══ EXERCISE MATERIALS ══

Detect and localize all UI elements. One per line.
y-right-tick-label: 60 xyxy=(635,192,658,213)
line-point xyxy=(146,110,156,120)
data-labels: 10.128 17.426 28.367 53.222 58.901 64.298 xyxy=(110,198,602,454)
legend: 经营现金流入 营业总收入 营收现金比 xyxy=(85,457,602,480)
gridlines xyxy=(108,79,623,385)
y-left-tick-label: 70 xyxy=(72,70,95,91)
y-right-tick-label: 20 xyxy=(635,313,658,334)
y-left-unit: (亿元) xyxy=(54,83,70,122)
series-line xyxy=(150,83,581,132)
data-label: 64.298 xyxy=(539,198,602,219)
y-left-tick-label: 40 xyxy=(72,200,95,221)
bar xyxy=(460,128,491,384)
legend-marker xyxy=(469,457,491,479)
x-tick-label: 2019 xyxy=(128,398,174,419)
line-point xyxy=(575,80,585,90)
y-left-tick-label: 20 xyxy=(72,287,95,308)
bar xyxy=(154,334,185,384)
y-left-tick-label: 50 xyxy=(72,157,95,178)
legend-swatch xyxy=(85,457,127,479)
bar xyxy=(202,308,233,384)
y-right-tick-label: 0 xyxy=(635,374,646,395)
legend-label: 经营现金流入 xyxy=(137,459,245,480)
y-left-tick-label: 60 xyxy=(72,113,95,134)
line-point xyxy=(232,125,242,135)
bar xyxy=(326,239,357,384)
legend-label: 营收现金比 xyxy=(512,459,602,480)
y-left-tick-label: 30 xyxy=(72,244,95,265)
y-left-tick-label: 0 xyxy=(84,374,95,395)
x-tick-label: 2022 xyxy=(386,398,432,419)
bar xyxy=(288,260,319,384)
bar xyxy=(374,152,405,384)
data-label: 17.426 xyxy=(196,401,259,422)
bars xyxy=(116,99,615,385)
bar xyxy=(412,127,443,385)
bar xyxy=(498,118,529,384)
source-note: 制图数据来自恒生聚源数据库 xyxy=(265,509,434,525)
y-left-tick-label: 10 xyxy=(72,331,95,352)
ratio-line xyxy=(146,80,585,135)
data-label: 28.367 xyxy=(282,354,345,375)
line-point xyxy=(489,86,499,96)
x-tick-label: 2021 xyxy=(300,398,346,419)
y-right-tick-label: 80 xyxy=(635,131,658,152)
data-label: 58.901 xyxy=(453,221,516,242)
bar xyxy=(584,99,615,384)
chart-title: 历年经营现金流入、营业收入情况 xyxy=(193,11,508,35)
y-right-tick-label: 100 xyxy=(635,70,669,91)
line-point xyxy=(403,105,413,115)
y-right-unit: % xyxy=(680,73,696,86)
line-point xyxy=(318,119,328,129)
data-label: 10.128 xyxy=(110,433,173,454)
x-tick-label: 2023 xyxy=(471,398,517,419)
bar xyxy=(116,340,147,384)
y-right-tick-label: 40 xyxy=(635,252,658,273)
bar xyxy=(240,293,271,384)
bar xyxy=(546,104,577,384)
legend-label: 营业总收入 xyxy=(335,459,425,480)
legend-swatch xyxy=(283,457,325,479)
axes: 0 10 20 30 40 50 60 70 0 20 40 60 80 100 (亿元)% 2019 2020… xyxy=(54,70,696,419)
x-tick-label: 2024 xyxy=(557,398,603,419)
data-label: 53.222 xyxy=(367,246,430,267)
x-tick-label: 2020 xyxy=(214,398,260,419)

═══

Reproduce all of the data above line for line, keeping every character unchanged.

Detect and localize all UI elements. One per line.
y-right-tick-label: 60 xyxy=(635,192,658,213)
line-point xyxy=(146,110,156,120)
data-labels: 10.128 17.426 28.367 53.222 58.901 64.298 xyxy=(110,198,602,454)
legend: 经营现金流入 营业总收入 营收现金比 xyxy=(85,457,602,480)
gridlines xyxy=(108,79,623,385)
y-left-tick-label: 70 xyxy=(72,70,95,91)
y-right-tick-label: 20 xyxy=(635,313,658,334)
y-left-unit: (亿元) xyxy=(54,83,70,122)
series-line xyxy=(150,83,581,132)
data-label: 64.298 xyxy=(539,198,602,219)
y-left-tick-label: 40 xyxy=(72,200,95,221)
bar xyxy=(460,128,491,384)
legend-marker xyxy=(469,457,491,479)
x-tick-label: 2019 xyxy=(128,398,174,419)
line-point xyxy=(575,80,585,90)
y-left-tick-label: 20 xyxy=(72,287,95,308)
bar xyxy=(154,334,185,384)
y-left-tick-label: 50 xyxy=(72,157,95,178)
legend-swatch xyxy=(85,457,127,479)
bar xyxy=(202,308,233,384)
y-right-tick-label: 0 xyxy=(635,374,646,395)
legend-label: 经营现金流入 xyxy=(137,459,245,480)
y-left-tick-label: 60 xyxy=(72,113,95,134)
line-point xyxy=(232,125,242,135)
bar xyxy=(326,239,357,384)
legend-label: 营收现金比 xyxy=(512,459,602,480)
y-left-tick-label: 30 xyxy=(72,244,95,265)
y-left-tick-label: 0 xyxy=(84,374,95,395)
x-tick-label: 2022 xyxy=(386,398,432,419)
bar xyxy=(288,260,319,384)
bar xyxy=(374,152,405,384)
data-label: 17.426 xyxy=(196,401,259,422)
bars xyxy=(116,99,615,385)
bar xyxy=(412,127,443,385)
bar xyxy=(498,118,529,384)
source-note: 制图数据来自恒生聚源数据库 xyxy=(265,509,434,525)
y-left-tick-label: 10 xyxy=(72,331,95,352)
ratio-line xyxy=(146,80,585,135)
data-label: 28.367 xyxy=(282,354,345,375)
line-point xyxy=(489,86,499,96)
x-tick-label: 2021 xyxy=(300,398,346,419)
y-right-tick-label: 80 xyxy=(635,131,658,152)
data-label: 58.901 xyxy=(453,221,516,242)
bar xyxy=(584,99,615,384)
chart-title: 历年经营现金流入、营业收入情况 xyxy=(193,11,508,35)
y-right-tick-label: 100 xyxy=(635,70,669,91)
line-point xyxy=(403,105,413,115)
y-right-unit: % xyxy=(680,73,696,86)
line-point xyxy=(318,119,328,129)
data-label: 10.128 xyxy=(110,433,173,454)
x-tick-label: 2023 xyxy=(471,398,517,419)
bar xyxy=(116,340,147,384)
y-right-tick-label: 40 xyxy=(635,252,658,273)
bar xyxy=(240,293,271,384)
bar xyxy=(546,104,577,384)
legend-label: 营业总收入 xyxy=(335,459,425,480)
legend-swatch xyxy=(283,457,325,479)
axes: 0 10 20 30 40 50 60 70 0 20 40 60 80 100 (亿元)% 2019 2020… xyxy=(54,70,696,419)
x-tick-label: 2024 xyxy=(557,398,603,419)
data-label: 53.222 xyxy=(367,246,430,267)
x-tick-label: 2020 xyxy=(214,398,260,419)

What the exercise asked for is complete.